Brief »
Which lines hold the word "legend"? Copy each one.

Rows from a dataset:

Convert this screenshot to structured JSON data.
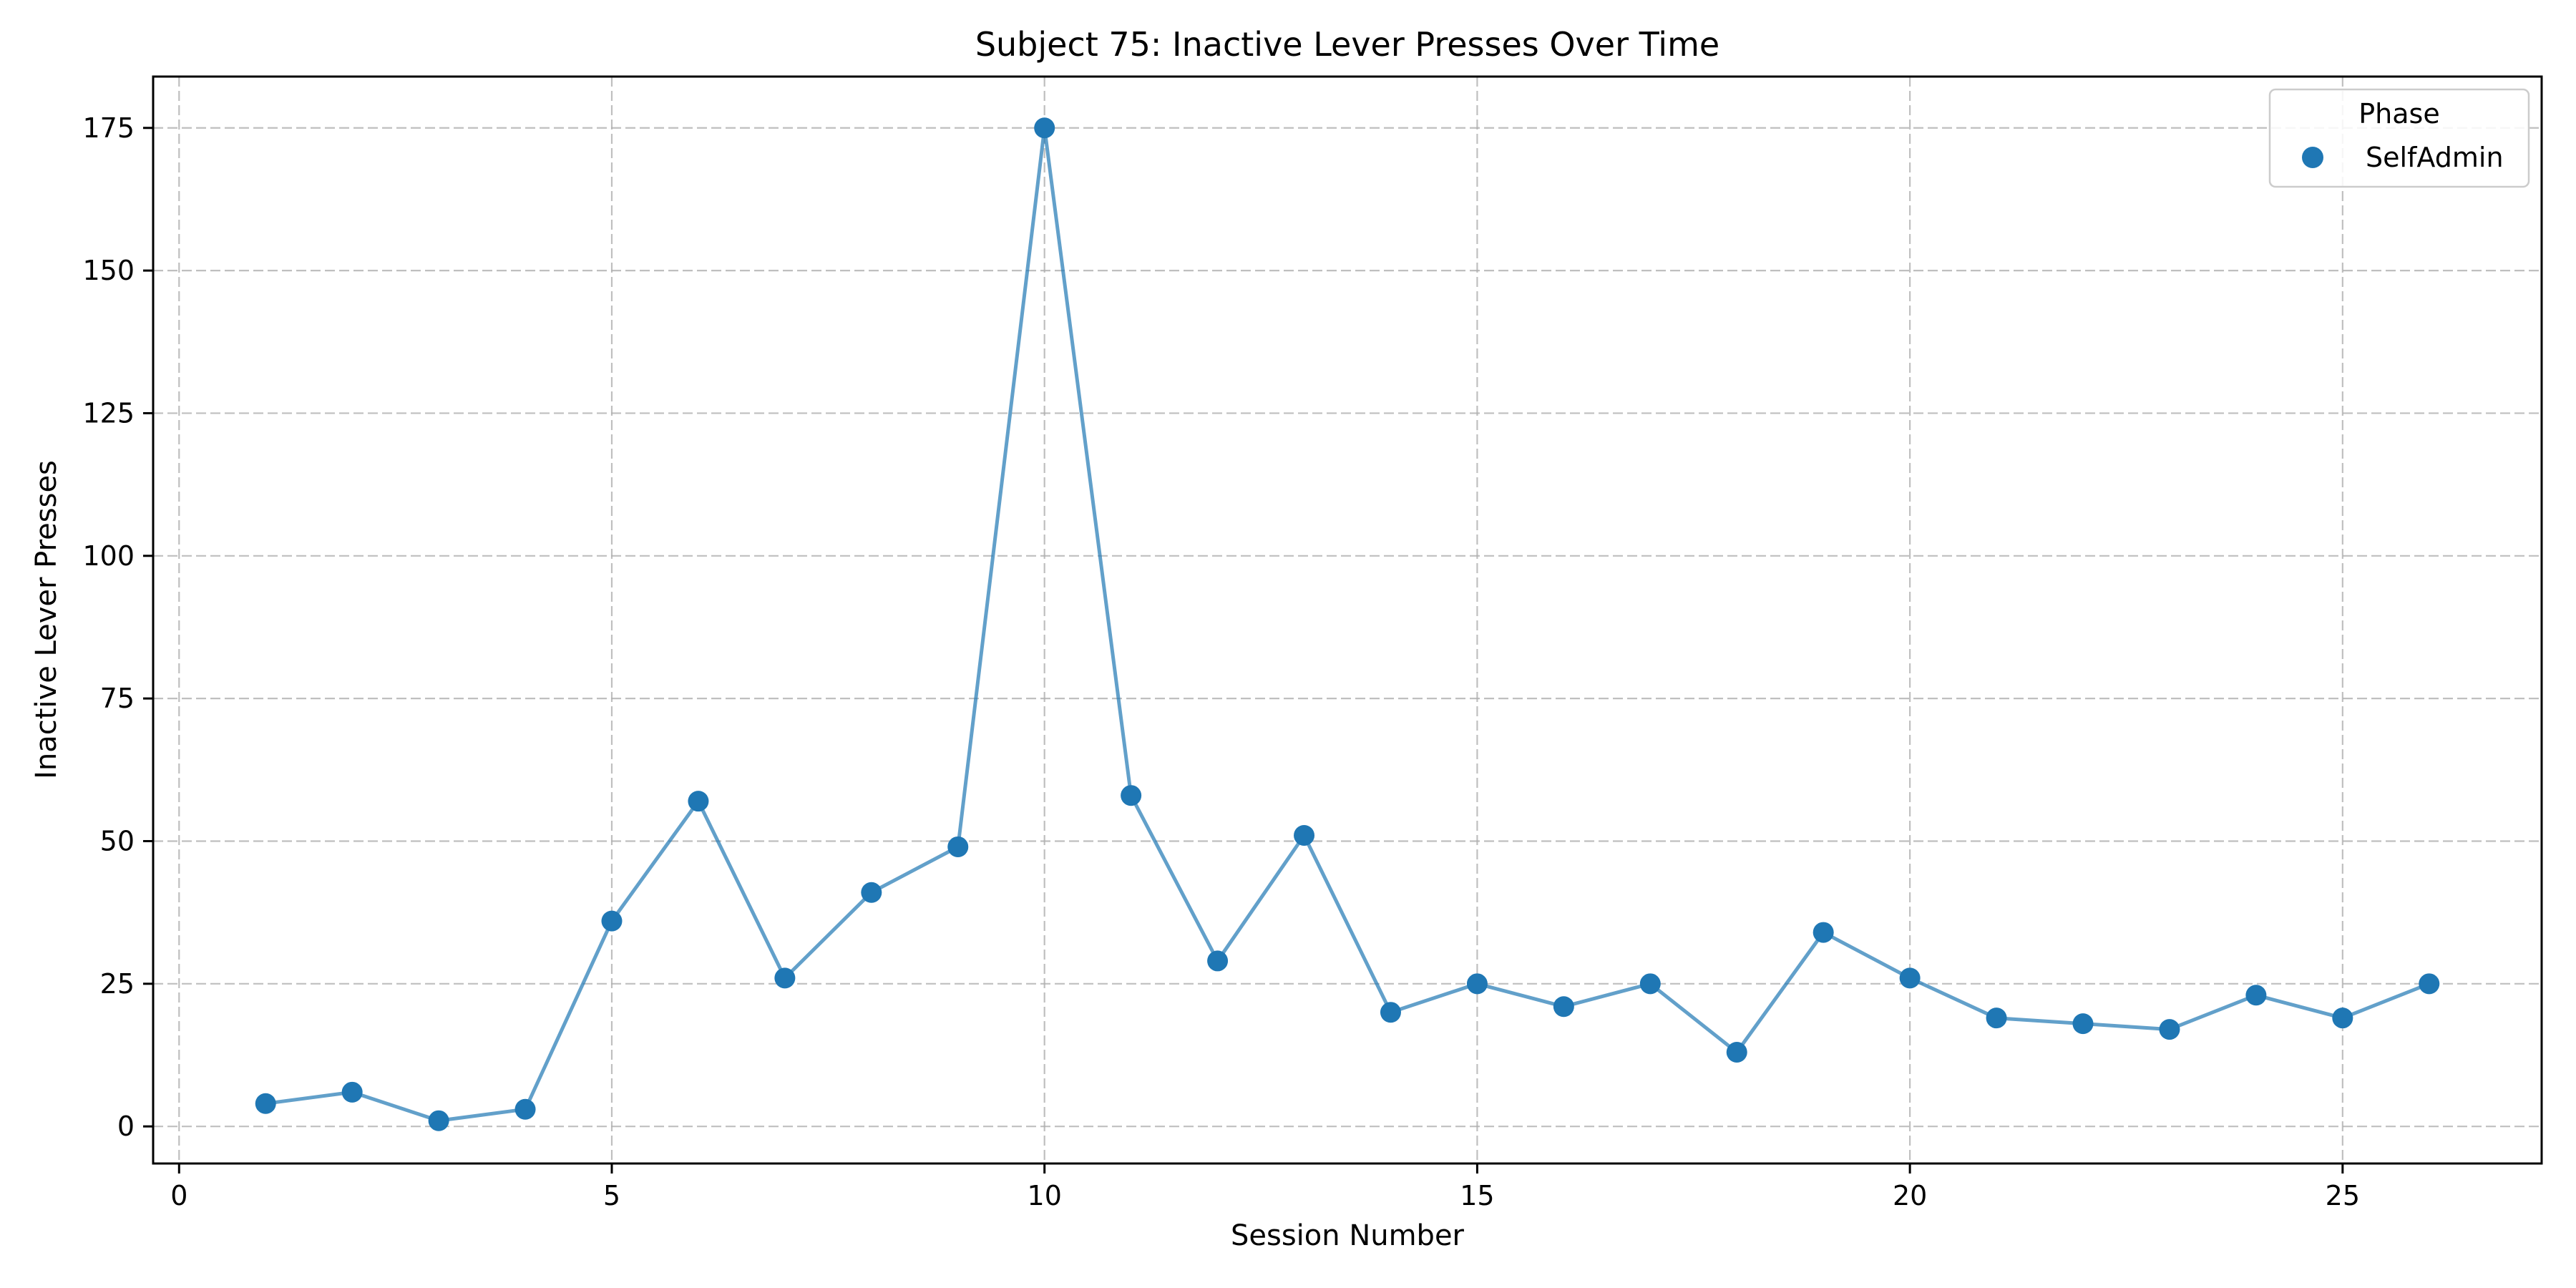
{
  "chart_data": {
    "type": "line",
    "title": "Subject 75: Inactive Lever Presses Over Time",
    "xlabel": "Session Number",
    "ylabel": "Inactive Lever Presses",
    "xlim": [
      -0.3,
      27.3
    ],
    "ylim": [
      -6.5,
      184
    ],
    "xticks": [
      0,
      5,
      10,
      15,
      20,
      25
    ],
    "yticks": [
      0,
      25,
      50,
      75,
      100,
      125,
      150,
      175
    ],
    "grid": true,
    "legend": {
      "title": "Phase",
      "placement": "top-right",
      "entries": [
        "SelfAdmin"
      ]
    },
    "series": [
      {
        "name": "SelfAdmin",
        "color": "#1f77b4",
        "x": [
          1,
          2,
          3,
          4,
          5,
          6,
          7,
          8,
          9,
          10,
          11,
          12,
          13,
          14,
          15,
          16,
          17,
          18,
          19,
          20,
          21,
          22,
          23,
          24,
          25,
          26
        ],
        "y": [
          4,
          6,
          1,
          3,
          36,
          57,
          26,
          41,
          49,
          175,
          58,
          29,
          51,
          20,
          25,
          21,
          25,
          13,
          34,
          26,
          19,
          18,
          17,
          23,
          19,
          25
        ]
      }
    ]
  }
}
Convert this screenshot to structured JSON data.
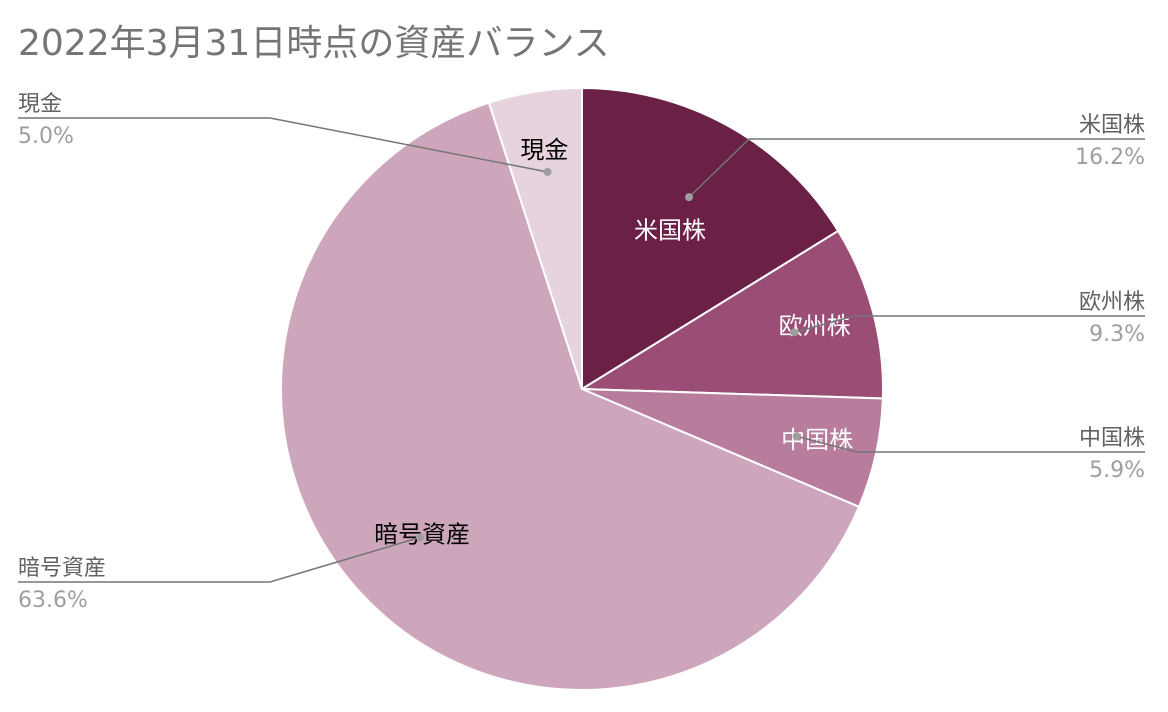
{
  "chart_data": {
    "type": "pie",
    "title": "2022年3月31日時点の資産バランス",
    "categories": [
      "米国株",
      "欧州株",
      "中国株",
      "暗号資産",
      "現金"
    ],
    "values": [
      16.2,
      9.3,
      5.9,
      63.6,
      5.0
    ],
    "value_labels": [
      "16.2%",
      "9.3%",
      "5.9%",
      "63.6%",
      "5.0%"
    ],
    "colors": [
      "#6b2046",
      "#9a4e76",
      "#b87d9d",
      "#cda6bb",
      "#e6d3de"
    ],
    "inner_label_colors": [
      "#ffffff",
      "#ffffff",
      "#ffffff",
      "#000000",
      "#000000"
    ],
    "start_angle_deg": 0,
    "direction": "clockwise",
    "legend": "outside labels with leader lines"
  }
}
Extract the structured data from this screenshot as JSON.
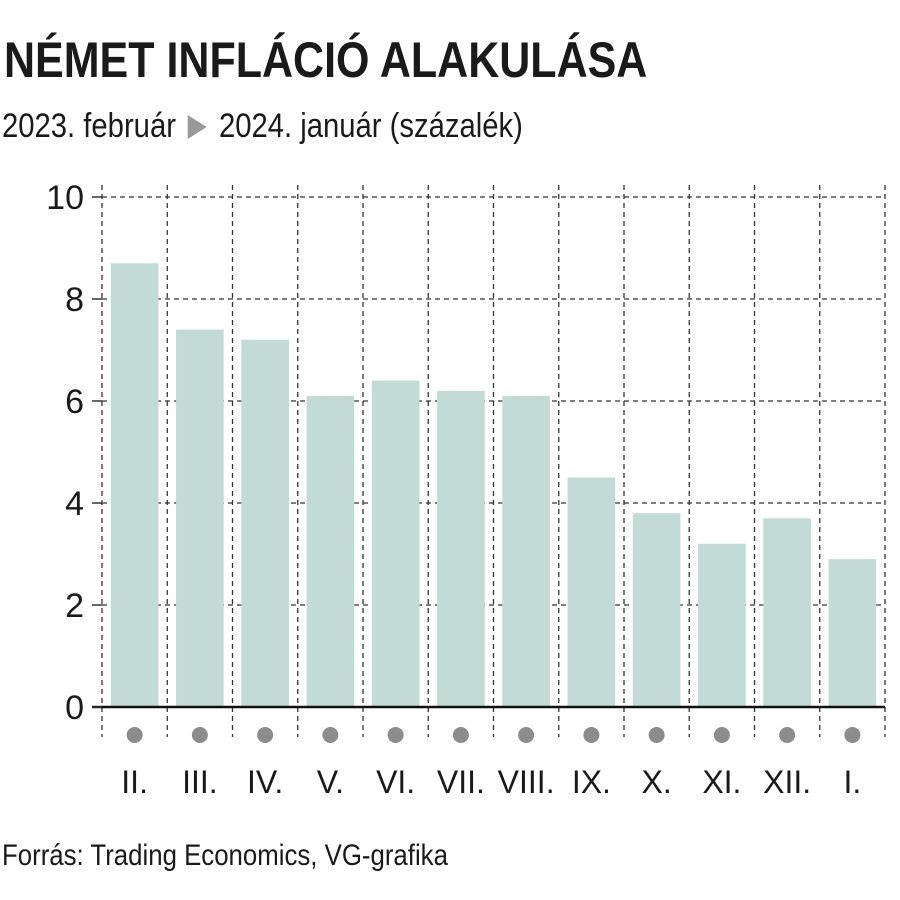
{
  "header": {
    "title": "NÉMET INFLÁCIÓ ALAKULÁSA",
    "subtitle_start": "2023. február",
    "subtitle_end": "2024. január (százalék)"
  },
  "footer": {
    "source": "Forrás: Trading Economics, VG-grafika"
  },
  "colors": {
    "bar": "#c2dbd4",
    "grid": "#333333",
    "marker": "#8c8c8c",
    "arrow": "#9a9a9a"
  },
  "chart_data": {
    "type": "bar",
    "title": "NÉMET INFLÁCIÓ ALAKULÁSA",
    "subtitle": "2023. február ▶ 2024. január (százalék)",
    "categories": [
      "II.",
      "III.",
      "IV.",
      "V.",
      "VI.",
      "VII.",
      "VIII.",
      "IX.",
      "X.",
      "XI.",
      "XII.",
      "I."
    ],
    "values": [
      8.7,
      7.4,
      7.2,
      6.1,
      6.4,
      6.2,
      6.1,
      4.5,
      3.8,
      3.2,
      3.7,
      2.9
    ],
    "ylim": [
      0,
      10
    ],
    "yticks": [
      "0",
      "2",
      "4",
      "6",
      "8",
      "10"
    ],
    "xlabel": "",
    "ylabel": "",
    "grid": true,
    "legend": "none"
  }
}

Task result »
    "legend": {
    "legend": "outside labels with leader lines"
    "legend": "none"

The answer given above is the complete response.